[Start of Text excerpt]
I'm still learning about uploading photos. On the left is a typical of a stretch of Sandhills range, below it a shot of the Niobrara, just a mile or so from where I'll be staying. The contrast between the two is really quite astonishing. From above the river what you see, extending for mile after mile is... grass, grass and sky. Drop down a hundred feet, perhaps two, to the river and you're in a different world. I'll post more pictures later.

It’s now 23 days until my departure, and I have started packing.

I’m fairly well used to preparing for a western trip. As I said before, I think this is my fifteenth. I usually take very little in the way clothing, which I pack in a medium sized suitcase along with any books, maps and papers, and plenty of foul-weather gear. I take a full set of camping equipment: tent, sleeping bag, stove, axe, mug and spoon, water containers, my collapsible three-legged stool and a soft, black, satiny pillow from Black’s. These I put in a general purpose hiker’s back-pack. Then I add a few odds and ends such as rope, water purifiers, my handy little flint and steel, a plastic tub with a bit of birch-bark or resin in it, and a few matches. I have a mild obsession with lighting fires with a flint, and a sense of failure every time I use matches. But then I’ve always been fascinated by fire. One day, when I’m running out of things to write about, I dare say I’ll relay a few stories from my mis-spent youth.
[End of Text excerpt]
[Start of Information supplied]
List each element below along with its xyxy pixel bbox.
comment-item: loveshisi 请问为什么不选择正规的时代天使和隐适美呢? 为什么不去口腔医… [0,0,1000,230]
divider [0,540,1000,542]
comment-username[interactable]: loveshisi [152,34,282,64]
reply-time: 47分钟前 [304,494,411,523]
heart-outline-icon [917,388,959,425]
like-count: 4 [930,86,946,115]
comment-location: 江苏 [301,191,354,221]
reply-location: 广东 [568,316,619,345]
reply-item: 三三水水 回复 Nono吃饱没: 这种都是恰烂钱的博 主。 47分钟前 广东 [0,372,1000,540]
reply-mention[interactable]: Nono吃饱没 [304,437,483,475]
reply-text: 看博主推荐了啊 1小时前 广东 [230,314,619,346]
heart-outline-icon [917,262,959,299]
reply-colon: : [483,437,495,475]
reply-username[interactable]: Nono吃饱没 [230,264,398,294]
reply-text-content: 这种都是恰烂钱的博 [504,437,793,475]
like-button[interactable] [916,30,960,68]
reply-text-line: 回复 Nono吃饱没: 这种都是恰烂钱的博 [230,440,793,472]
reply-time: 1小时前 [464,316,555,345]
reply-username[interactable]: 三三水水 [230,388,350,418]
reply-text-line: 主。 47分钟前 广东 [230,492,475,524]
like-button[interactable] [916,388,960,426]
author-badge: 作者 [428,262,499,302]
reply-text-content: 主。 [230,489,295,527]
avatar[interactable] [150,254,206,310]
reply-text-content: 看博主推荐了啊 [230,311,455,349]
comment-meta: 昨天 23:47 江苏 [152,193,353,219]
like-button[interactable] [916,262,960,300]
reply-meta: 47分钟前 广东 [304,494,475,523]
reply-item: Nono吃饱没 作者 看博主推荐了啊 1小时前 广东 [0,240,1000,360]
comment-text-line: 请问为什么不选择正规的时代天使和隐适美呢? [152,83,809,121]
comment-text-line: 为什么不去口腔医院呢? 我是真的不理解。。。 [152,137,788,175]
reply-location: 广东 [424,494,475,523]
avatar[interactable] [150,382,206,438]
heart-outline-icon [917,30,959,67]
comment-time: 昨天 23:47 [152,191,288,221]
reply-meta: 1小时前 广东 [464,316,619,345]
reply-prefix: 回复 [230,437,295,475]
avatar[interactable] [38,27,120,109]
[End of Information supplied]
What you should do:
In the travel journal, how many days remain until the writer's departure? These items come from a separate source.

Solution to the problem:
23 days.